[Start Data provided]
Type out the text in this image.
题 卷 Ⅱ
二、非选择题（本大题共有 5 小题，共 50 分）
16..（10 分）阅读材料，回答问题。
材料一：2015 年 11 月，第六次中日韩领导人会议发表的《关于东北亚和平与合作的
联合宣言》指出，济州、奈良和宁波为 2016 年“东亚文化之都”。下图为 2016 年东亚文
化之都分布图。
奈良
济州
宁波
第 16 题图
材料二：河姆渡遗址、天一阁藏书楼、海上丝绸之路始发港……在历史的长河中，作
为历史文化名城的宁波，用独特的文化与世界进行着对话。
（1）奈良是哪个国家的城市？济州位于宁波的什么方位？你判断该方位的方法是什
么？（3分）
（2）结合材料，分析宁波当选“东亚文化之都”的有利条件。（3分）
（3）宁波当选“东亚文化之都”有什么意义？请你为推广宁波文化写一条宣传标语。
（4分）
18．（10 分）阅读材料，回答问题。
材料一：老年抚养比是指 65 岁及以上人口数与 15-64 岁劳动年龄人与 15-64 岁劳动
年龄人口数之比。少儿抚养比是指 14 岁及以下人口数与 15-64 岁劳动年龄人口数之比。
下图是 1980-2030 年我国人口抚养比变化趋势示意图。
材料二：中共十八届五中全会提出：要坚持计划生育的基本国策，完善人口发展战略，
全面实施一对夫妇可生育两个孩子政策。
[End Data provided]
◆ **Task**: Please reproduce every line of the material word for word.

◆ **Exercise answer**:
Type out the text in this image.
题 卷 Ⅱ
二、非选择题（本大题共有 5 小题，共 50 分）
16..（10 分）阅读材料，回答问题。
材料一：2015 年 11 月，第六次中日韩领导人会议发表的《关于东北亚和平与合作的
联合宣言》指出，济州、奈良和宁波为 2016 年“东亚文化之都”。下图为 2016 年东亚文
化之都分布图。
奈良
济州
宁波
第 16 题图
材料二：河姆渡遗址、天一阁藏书楼、海上丝绸之路始发港……在历史的长河中，作
为历史文化名城的宁波，用独特的文化与世界进行着对话。
（1）奈良是哪个国家的城市？济州位于宁波的什么方位？你判断该方位的方法是什
么？（3分）
（2）结合材料，分析宁波当选“东亚文化之都”的有利条件。（3分）
（3）宁波当选“东亚文化之都”有什么意义？请你为推广宁波文化写一条宣传标语。
（4分）
18．（10 分）阅读材料，回答问题。
材料一：老年抚养比是指 65 岁及以上人口数与 15-64 岁劳动年龄人与 15-64 岁劳动
年龄人口数之比。少儿抚养比是指 14 岁及以下人口数与 15-64 岁劳动年龄人口数之比。
下图是 1980-2030 年我国人口抚养比变化趋势示意图。
材料二：中共十八届五中全会提出：要坚持计划生育的基本国策，完善人口发展战略，
全面实施一对夫妇可生育两个孩子政策。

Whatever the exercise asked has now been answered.